Work to do ▸ Search the listing below for the string "JSON" and show each line that contains it.

Material ▸
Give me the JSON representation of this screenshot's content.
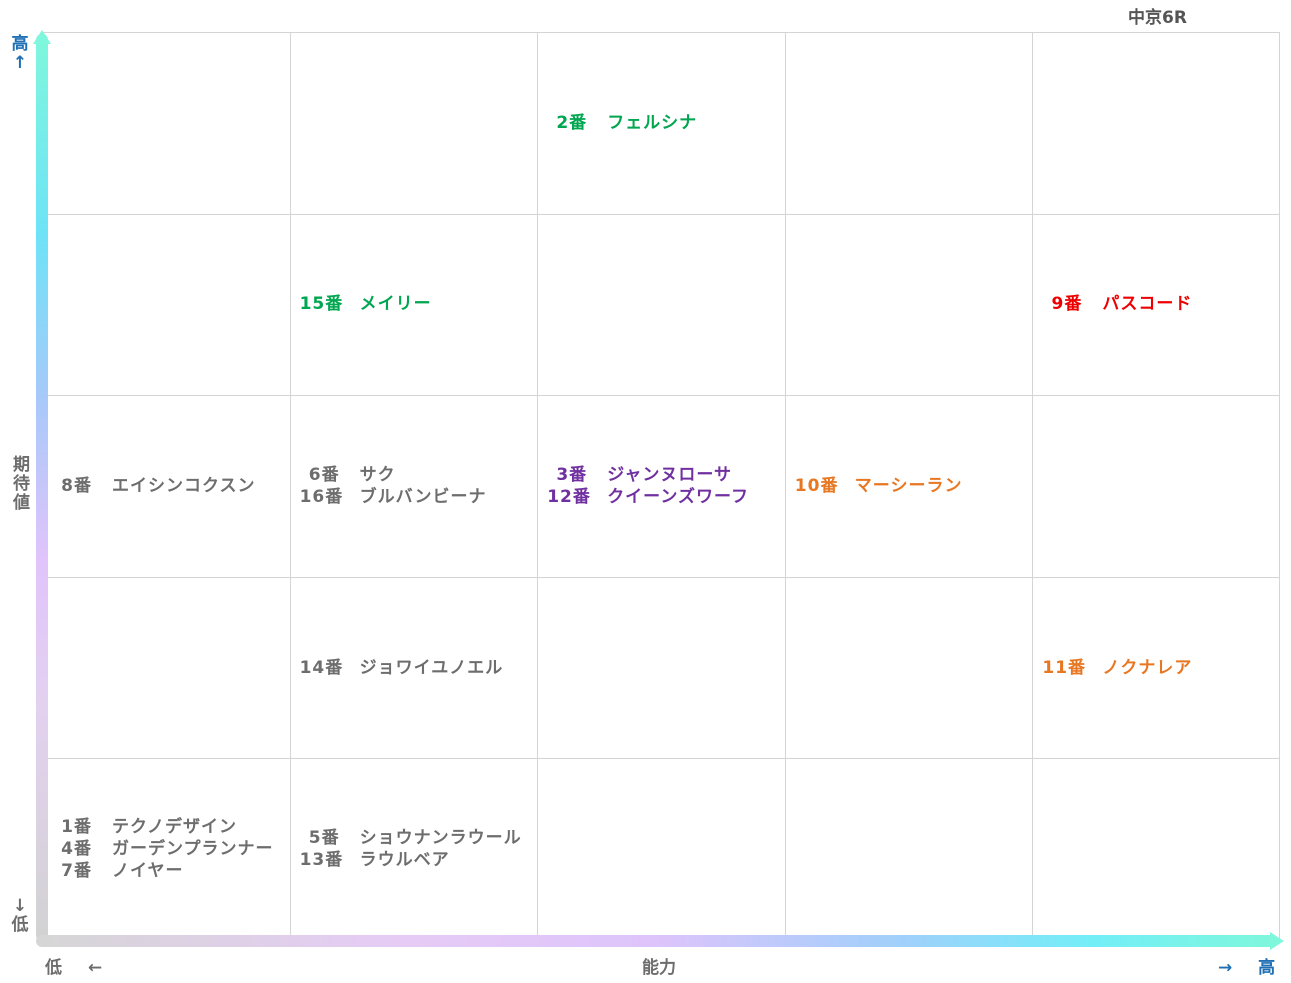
{
  "title": "中京6R",
  "axes": {
    "y_label": "期待値",
    "y_high_label": "高",
    "y_high_arrow": "↑",
    "y_low_label": "低",
    "y_low_arrow": "↓",
    "x_label": "能力",
    "x_low_label": "低",
    "x_low_arrow": "←",
    "x_high_label": "高",
    "x_high_arrow": "→"
  },
  "colors": {
    "gray": "#6d6d6d",
    "green": "#00a650",
    "red": "#ee0000",
    "purple": "#7030a0",
    "orange": "#e87722",
    "axis_label_blue": "#1f6fb5"
  },
  "chart_data": {
    "type": "table",
    "x_axis": "能力",
    "y_axis": "期待値",
    "columns": 5,
    "rows": 5,
    "cells": [
      {
        "col": 3,
        "row": 5,
        "color": "green",
        "entries": [
          {
            "num": "2番",
            "name": "フェルシナ"
          }
        ]
      },
      {
        "col": 2,
        "row": 4,
        "color": "green",
        "entries": [
          {
            "num": "15番",
            "name": "メイリー"
          }
        ]
      },
      {
        "col": 5,
        "row": 4,
        "color": "red",
        "entries": [
          {
            "num": "9番",
            "name": "パスコード"
          }
        ]
      },
      {
        "col": 1,
        "row": 3,
        "color": "gray",
        "entries": [
          {
            "num": "8番",
            "name": "エイシンコクスン"
          }
        ]
      },
      {
        "col": 2,
        "row": 3,
        "color": "gray",
        "entries": [
          {
            "num": "6番",
            "name": "サク"
          },
          {
            "num": "16番",
            "name": "ブルバンビーナ"
          }
        ]
      },
      {
        "col": 3,
        "row": 3,
        "color": "purple",
        "entries": [
          {
            "num": "3番",
            "name": "ジャンヌローサ"
          },
          {
            "num": "12番",
            "name": "クイーンズワーフ"
          }
        ]
      },
      {
        "col": 4,
        "row": 3,
        "color": "orange",
        "entries": [
          {
            "num": "10番",
            "name": "マーシーラン"
          }
        ]
      },
      {
        "col": 2,
        "row": 2,
        "color": "gray",
        "entries": [
          {
            "num": "14番",
            "name": "ジョワイユノエル"
          }
        ]
      },
      {
        "col": 5,
        "row": 2,
        "color": "orange",
        "entries": [
          {
            "num": "11番",
            "name": "ノクナレア"
          }
        ]
      },
      {
        "col": 1,
        "row": 1,
        "color": "gray",
        "entries": [
          {
            "num": "1番",
            "name": "テクノデザイン"
          },
          {
            "num": "4番",
            "name": "ガーデンプランナー"
          },
          {
            "num": "7番",
            "name": "ノイヤー"
          }
        ]
      },
      {
        "col": 2,
        "row": 1,
        "color": "gray",
        "entries": [
          {
            "num": "5番",
            "name": "ショウナンラウール"
          },
          {
            "num": "13番",
            "name": "ラウルベア"
          }
        ]
      }
    ]
  }
}
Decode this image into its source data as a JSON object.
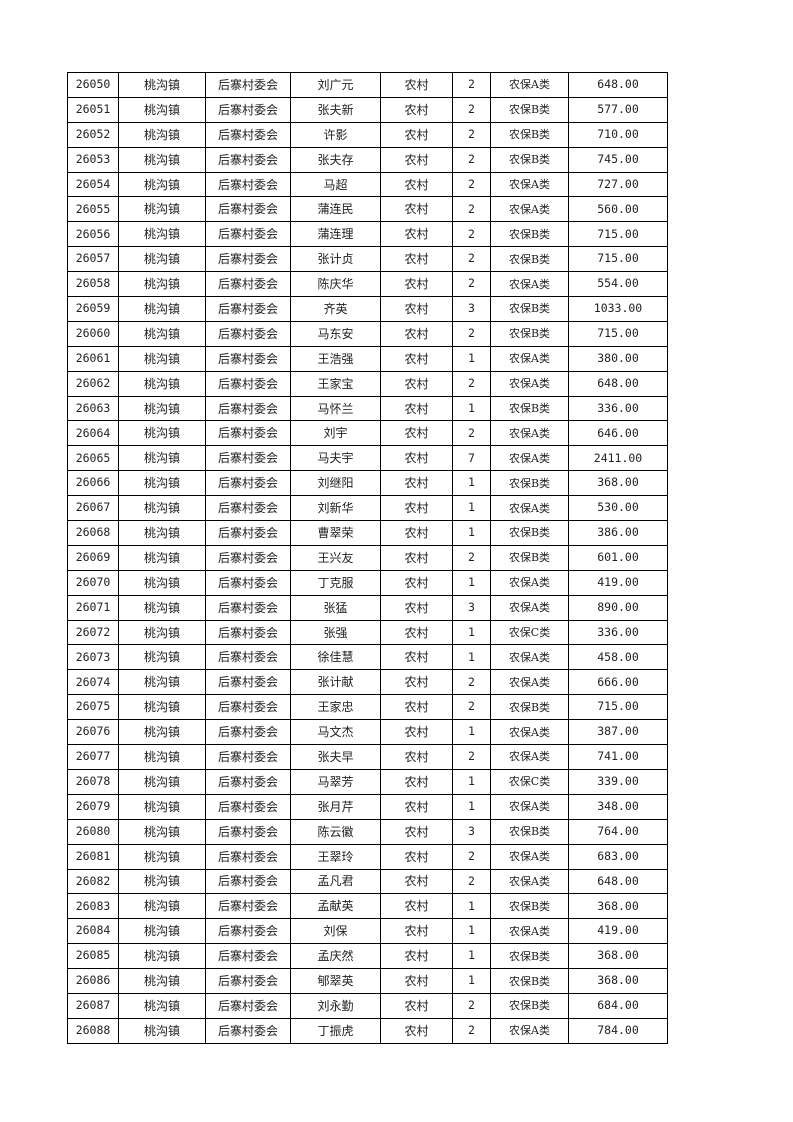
{
  "table": {
    "rows": [
      [
        "26050",
        "桃沟镇",
        "后寨村委会",
        "刘广元",
        "农村",
        "2",
        "农保A类",
        "648.00"
      ],
      [
        "26051",
        "桃沟镇",
        "后寨村委会",
        "张夫新",
        "农村",
        "2",
        "农保B类",
        "577.00"
      ],
      [
        "26052",
        "桃沟镇",
        "后寨村委会",
        "许影",
        "农村",
        "2",
        "农保B类",
        "710.00"
      ],
      [
        "26053",
        "桃沟镇",
        "后寨村委会",
        "张夫存",
        "农村",
        "2",
        "农保B类",
        "745.00"
      ],
      [
        "26054",
        "桃沟镇",
        "后寨村委会",
        "马超",
        "农村",
        "2",
        "农保A类",
        "727.00"
      ],
      [
        "26055",
        "桃沟镇",
        "后寨村委会",
        "蒲连民",
        "农村",
        "2",
        "农保A类",
        "560.00"
      ],
      [
        "26056",
        "桃沟镇",
        "后寨村委会",
        "蒲连理",
        "农村",
        "2",
        "农保B类",
        "715.00"
      ],
      [
        "26057",
        "桃沟镇",
        "后寨村委会",
        "张计贞",
        "农村",
        "2",
        "农保B类",
        "715.00"
      ],
      [
        "26058",
        "桃沟镇",
        "后寨村委会",
        "陈庆华",
        "农村",
        "2",
        "农保A类",
        "554.00"
      ],
      [
        "26059",
        "桃沟镇",
        "后寨村委会",
        "齐英",
        "农村",
        "3",
        "农保B类",
        "1033.00"
      ],
      [
        "26060",
        "桃沟镇",
        "后寨村委会",
        "马东安",
        "农村",
        "2",
        "农保B类",
        "715.00"
      ],
      [
        "26061",
        "桃沟镇",
        "后寨村委会",
        "王浩强",
        "农村",
        "1",
        "农保A类",
        "380.00"
      ],
      [
        "26062",
        "桃沟镇",
        "后寨村委会",
        "王家宝",
        "农村",
        "2",
        "农保A类",
        "648.00"
      ],
      [
        "26063",
        "桃沟镇",
        "后寨村委会",
        "马怀兰",
        "农村",
        "1",
        "农保B类",
        "336.00"
      ],
      [
        "26064",
        "桃沟镇",
        "后寨村委会",
        "刘宇",
        "农村",
        "2",
        "农保A类",
        "646.00"
      ],
      [
        "26065",
        "桃沟镇",
        "后寨村委会",
        "马夫宇",
        "农村",
        "7",
        "农保A类",
        "2411.00"
      ],
      [
        "26066",
        "桃沟镇",
        "后寨村委会",
        "刘继阳",
        "农村",
        "1",
        "农保B类",
        "368.00"
      ],
      [
        "26067",
        "桃沟镇",
        "后寨村委会",
        "刘新华",
        "农村",
        "1",
        "农保A类",
        "530.00"
      ],
      [
        "26068",
        "桃沟镇",
        "后寨村委会",
        "曹翠荣",
        "农村",
        "1",
        "农保B类",
        "386.00"
      ],
      [
        "26069",
        "桃沟镇",
        "后寨村委会",
        "王兴友",
        "农村",
        "2",
        "农保B类",
        "601.00"
      ],
      [
        "26070",
        "桃沟镇",
        "后寨村委会",
        "丁克服",
        "农村",
        "1",
        "农保A类",
        "419.00"
      ],
      [
        "26071",
        "桃沟镇",
        "后寨村委会",
        "张猛",
        "农村",
        "3",
        "农保A类",
        "890.00"
      ],
      [
        "26072",
        "桃沟镇",
        "后寨村委会",
        "张强",
        "农村",
        "1",
        "农保C类",
        "336.00"
      ],
      [
        "26073",
        "桃沟镇",
        "后寨村委会",
        "徐佳慧",
        "农村",
        "1",
        "农保A类",
        "458.00"
      ],
      [
        "26074",
        "桃沟镇",
        "后寨村委会",
        "张计献",
        "农村",
        "2",
        "农保A类",
        "666.00"
      ],
      [
        "26075",
        "桃沟镇",
        "后寨村委会",
        "王家忠",
        "农村",
        "2",
        "农保B类",
        "715.00"
      ],
      [
        "26076",
        "桃沟镇",
        "后寨村委会",
        "马文杰",
        "农村",
        "1",
        "农保A类",
        "387.00"
      ],
      [
        "26077",
        "桃沟镇",
        "后寨村委会",
        "张夫早",
        "农村",
        "2",
        "农保A类",
        "741.00"
      ],
      [
        "26078",
        "桃沟镇",
        "后寨村委会",
        "马翠芳",
        "农村",
        "1",
        "农保C类",
        "339.00"
      ],
      [
        "26079",
        "桃沟镇",
        "后寨村委会",
        "张月芹",
        "农村",
        "1",
        "农保A类",
        "348.00"
      ],
      [
        "26080",
        "桃沟镇",
        "后寨村委会",
        "陈云徽",
        "农村",
        "3",
        "农保B类",
        "764.00"
      ],
      [
        "26081",
        "桃沟镇",
        "后寨村委会",
        "王翠玲",
        "农村",
        "2",
        "农保A类",
        "683.00"
      ],
      [
        "26082",
        "桃沟镇",
        "后寨村委会",
        "孟凡君",
        "农村",
        "2",
        "农保A类",
        "648.00"
      ],
      [
        "26083",
        "桃沟镇",
        "后寨村委会",
        "孟献英",
        "农村",
        "1",
        "农保B类",
        "368.00"
      ],
      [
        "26084",
        "桃沟镇",
        "后寨村委会",
        "刘保",
        "农村",
        "1",
        "农保A类",
        "419.00"
      ],
      [
        "26085",
        "桃沟镇",
        "后寨村委会",
        "孟庆然",
        "农村",
        "1",
        "农保B类",
        "368.00"
      ],
      [
        "26086",
        "桃沟镇",
        "后寨村委会",
        "郇翠英",
        "农村",
        "1",
        "农保B类",
        "368.00"
      ],
      [
        "26087",
        "桃沟镇",
        "后寨村委会",
        "刘永勤",
        "农村",
        "2",
        "农保B类",
        "684.00"
      ],
      [
        "26088",
        "桃沟镇",
        "后寨村委会",
        "丁振虎",
        "农村",
        "2",
        "农保A类",
        "784.00"
      ]
    ]
  }
}
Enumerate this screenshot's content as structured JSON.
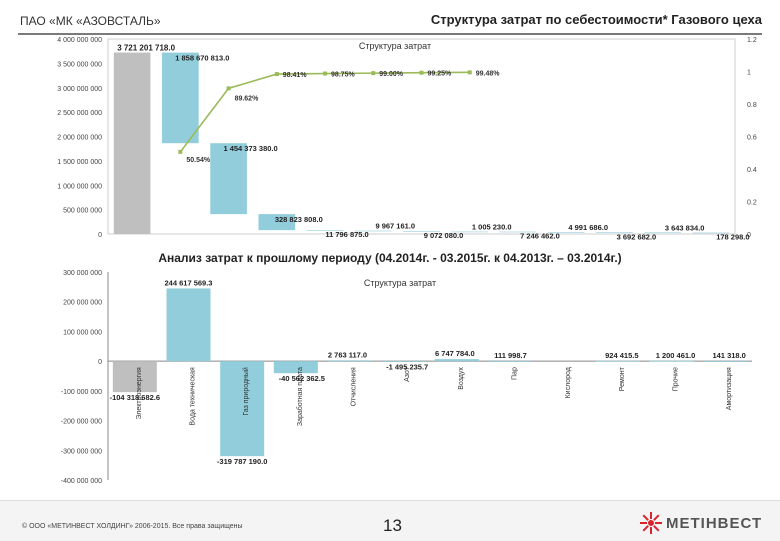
{
  "header": {
    "company": "ПАО «МК «АЗОВСТАЛЬ»",
    "title": "Структура затрат по себестоимости* Газового цеха"
  },
  "section_title": "Анализ затрат к прошлому периоду (04.2014г. - 03.2015г. к 04.2013г. – 03.2014г.)",
  "footer": {
    "copyright": "© ООО «МЕТИНВЕСТ ХОЛДИНГ» 2006-2015. Все права защищены",
    "page_number": "13",
    "logo_text": "МЕТІНВЕСТ"
  },
  "colors": {
    "total_bar": "#bfbfbf",
    "component_bar": "#92cddc",
    "pareto_line": "#9bbb59"
  },
  "chart_data": [
    {
      "type": "bar",
      "title": "Структура затрат",
      "y_ticks": [
        "0",
        "500 000 000",
        "1 000 000 000",
        "1 500 000 000",
        "2 000 000 000",
        "2 500 000 000",
        "3 000 000 000",
        "3 500 000 000",
        "4 000 000 000"
      ],
      "y2_ticks": [
        "0",
        "0.2",
        "0.4",
        "0.6",
        "0.8",
        "1",
        "1.2"
      ],
      "ylim": [
        0,
        4000000000
      ],
      "y2lim": [
        0,
        1.2
      ],
      "total": 3721201718.0,
      "total_label": "3 721 201 718.0",
      "components": [
        1858670813.0,
        1454373380.0,
        328823808.0,
        11796875.0,
        9967161.0,
        9072080.0,
        1005230.0,
        7246462.0,
        4991686.0,
        3692682.0,
        3643834.0,
        178298.0
      ],
      "component_labels": [
        "1 858 670 813.0",
        "1 454 373 380.0",
        "328 823 808.0",
        "11 796 875.0",
        "9 967 161.0",
        "9 072 080.0",
        "1 005 230.0",
        "7 246 462.0",
        "4 991 686.0",
        "3 692 682.0",
        "3 643 834.0",
        "178 298.0"
      ],
      "cumulative_pct": [
        0.5054,
        0.8962,
        0.9841,
        0.9875,
        0.99,
        0.9925,
        0.9948
      ],
      "cumulative_labels": [
        "50.54%",
        "89.62%",
        "98.41%",
        "98.75%",
        "99.00%",
        "99.25%",
        "99.48%"
      ]
    },
    {
      "type": "bar",
      "title": "Структура затрат",
      "y_ticks": [
        "-400 000 000",
        "-300 000 000",
        "-200 000 000",
        "-100 000 000",
        "0",
        "100 000 000",
        "200 000 000",
        "300 000 000"
      ],
      "ylim": [
        -400000000,
        300000000
      ],
      "categories": [
        "Электроэнергия",
        "Вода техническая",
        "Газ природный",
        "Заработная плата",
        "Отчисления",
        "Азот",
        "Воздух",
        "Пар",
        "Кислород",
        "Ремонт",
        "Прочие",
        "Амортизация"
      ],
      "values": [
        -104318682.6,
        244617569.3,
        -319787190.0,
        -40562362.5,
        2763117.0,
        -1495235.7,
        6747784.0,
        111998.7,
        0,
        924415.5,
        1200461.0,
        141318.0
      ],
      "value_labels": [
        "-104 318 682.6",
        "244 617 569.3",
        "-319 787 190.0",
        "-40 562 362.5",
        "2 763 117.0",
        "-1 495 235.7",
        "6 747 784.0",
        "111 998.7",
        "",
        "924 415.5",
        "1 200 461.0",
        "141 318.0"
      ]
    }
  ]
}
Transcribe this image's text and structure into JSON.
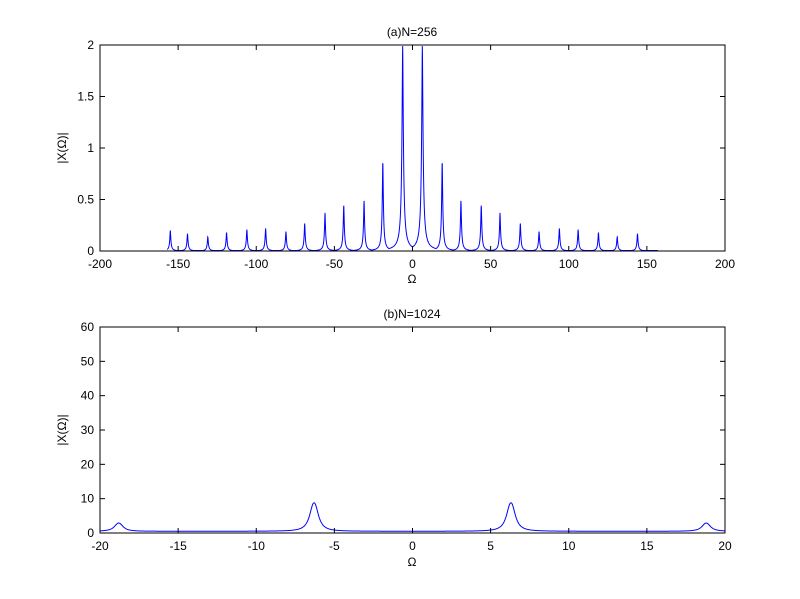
{
  "colors": {
    "series": "#0000ff",
    "axes": "#000000",
    "background": "#ffffff"
  },
  "chart_data": [
    {
      "type": "line",
      "title": "(a)N=256",
      "xlabel": "Ω",
      "ylabel": "|X(Ω)|",
      "xlim": [
        -200,
        200
      ],
      "ylim": [
        0,
        2
      ],
      "xticks": [
        "-200",
        "-150",
        "-100",
        "-50",
        "0",
        "50",
        "100",
        "150",
        "200"
      ],
      "yticks": [
        "0",
        "0.5",
        "1",
        "1.5",
        "2"
      ],
      "grid": false,
      "series": [
        {
          "peaks": [
            {
              "x": -155,
              "y": 0.2
            },
            {
              "x": -144,
              "y": 0.17
            },
            {
              "x": -131,
              "y": 0.14
            },
            {
              "x": -119,
              "y": 0.18
            },
            {
              "x": -106,
              "y": 0.21
            },
            {
              "x": -94,
              "y": 0.22
            },
            {
              "x": -81,
              "y": 0.19
            },
            {
              "x": -69,
              "y": 0.27
            },
            {
              "x": -56,
              "y": 0.37
            },
            {
              "x": -44,
              "y": 0.45
            },
            {
              "x": -31,
              "y": 0.49
            },
            {
              "x": -19,
              "y": 0.88
            },
            {
              "x": -6.3,
              "y": 2.0
            },
            {
              "x": 6.3,
              "y": 2.0
            },
            {
              "x": 19,
              "y": 0.88
            },
            {
              "x": 31,
              "y": 0.49
            },
            {
              "x": 44,
              "y": 0.45
            },
            {
              "x": 56,
              "y": 0.37
            },
            {
              "x": 69,
              "y": 0.27
            },
            {
              "x": 81,
              "y": 0.19
            },
            {
              "x": 94,
              "y": 0.22
            },
            {
              "x": 106,
              "y": 0.21
            },
            {
              "x": 119,
              "y": 0.18
            },
            {
              "x": 131,
              "y": 0.14
            },
            {
              "x": 144,
              "y": 0.17
            }
          ],
          "x_range": [
            -157,
            157
          ]
        }
      ]
    },
    {
      "type": "line",
      "title": "(b)N=1024",
      "xlabel": "Ω",
      "ylabel": "|X(Ω)|",
      "xlim": [
        -20,
        20
      ],
      "ylim": [
        0,
        60
      ],
      "xticks": [
        "-20",
        "-15",
        "-10",
        "-5",
        "0",
        "5",
        "10",
        "15",
        "20"
      ],
      "yticks": [
        "0",
        "10",
        "20",
        "30",
        "40",
        "50",
        "60"
      ],
      "grid": false,
      "series": [
        {
          "peaks": [
            {
              "x": -18.8,
              "y": 2.9
            },
            {
              "x": -6.3,
              "y": 8.8
            },
            {
              "x": 6.3,
              "y": 8.8
            },
            {
              "x": 18.8,
              "y": 2.9
            }
          ],
          "baseline": 0.5,
          "x_range": [
            -20,
            20
          ]
        }
      ]
    }
  ]
}
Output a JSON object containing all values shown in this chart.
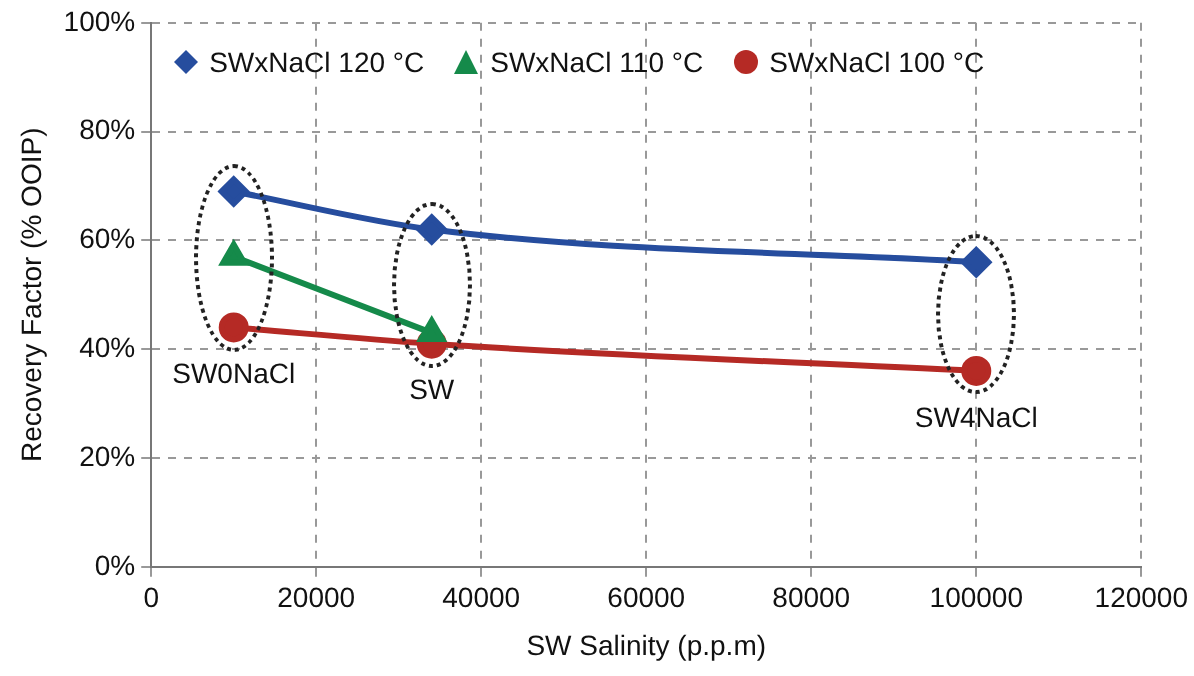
{
  "chart_data": {
    "type": "line",
    "xlabel": "SW Salinity (p.p.m)",
    "ylabel": "Recovery Factor (% OOIP)",
    "xlim": [
      0,
      120000
    ],
    "xticks": [
      0,
      20000,
      40000,
      60000,
      80000,
      100000,
      120000
    ],
    "ylim": [
      0,
      100
    ],
    "yticks": [
      {
        "value": 0,
        "label": "0%"
      },
      {
        "value": 20,
        "label": "20%"
      },
      {
        "value": 40,
        "label": "40%"
      },
      {
        "value": 60,
        "label": "60%"
      },
      {
        "value": 80,
        "label": "80%"
      },
      {
        "value": 100,
        "label": "100%"
      }
    ],
    "grid": true,
    "legend": "top",
    "line_style": "solid",
    "series": [
      {
        "name": "SWxNaCl 120 °C",
        "color": "#264d9e",
        "marker": "diamond",
        "x": [
          10000,
          34000,
          100000
        ],
        "values": [
          69,
          62,
          56
        ]
      },
      {
        "name": "SWxNaCl 110 °C",
        "color": "#158a4a",
        "marker": "triangle",
        "x": [
          10000,
          34000
        ],
        "values": [
          57,
          43
        ]
      },
      {
        "name": "SWxNaCl 100 °C",
        "color": "#b52a25",
        "marker": "circle",
        "x": [
          10000,
          34000,
          100000
        ],
        "values": [
          44,
          41,
          36
        ]
      }
    ],
    "annotations": [
      "SW0NaCl",
      "SW",
      "SW4NaCl"
    ]
  }
}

Exercise output ▸
Give me the JSON representation of this screenshot's content.
Decode this image into its source data as a JSON object.
Enumerate this screenshot's content as structured JSON.
Transcribe this image's text and structure into JSON.
Output a JSON object containing all values shown in this chart.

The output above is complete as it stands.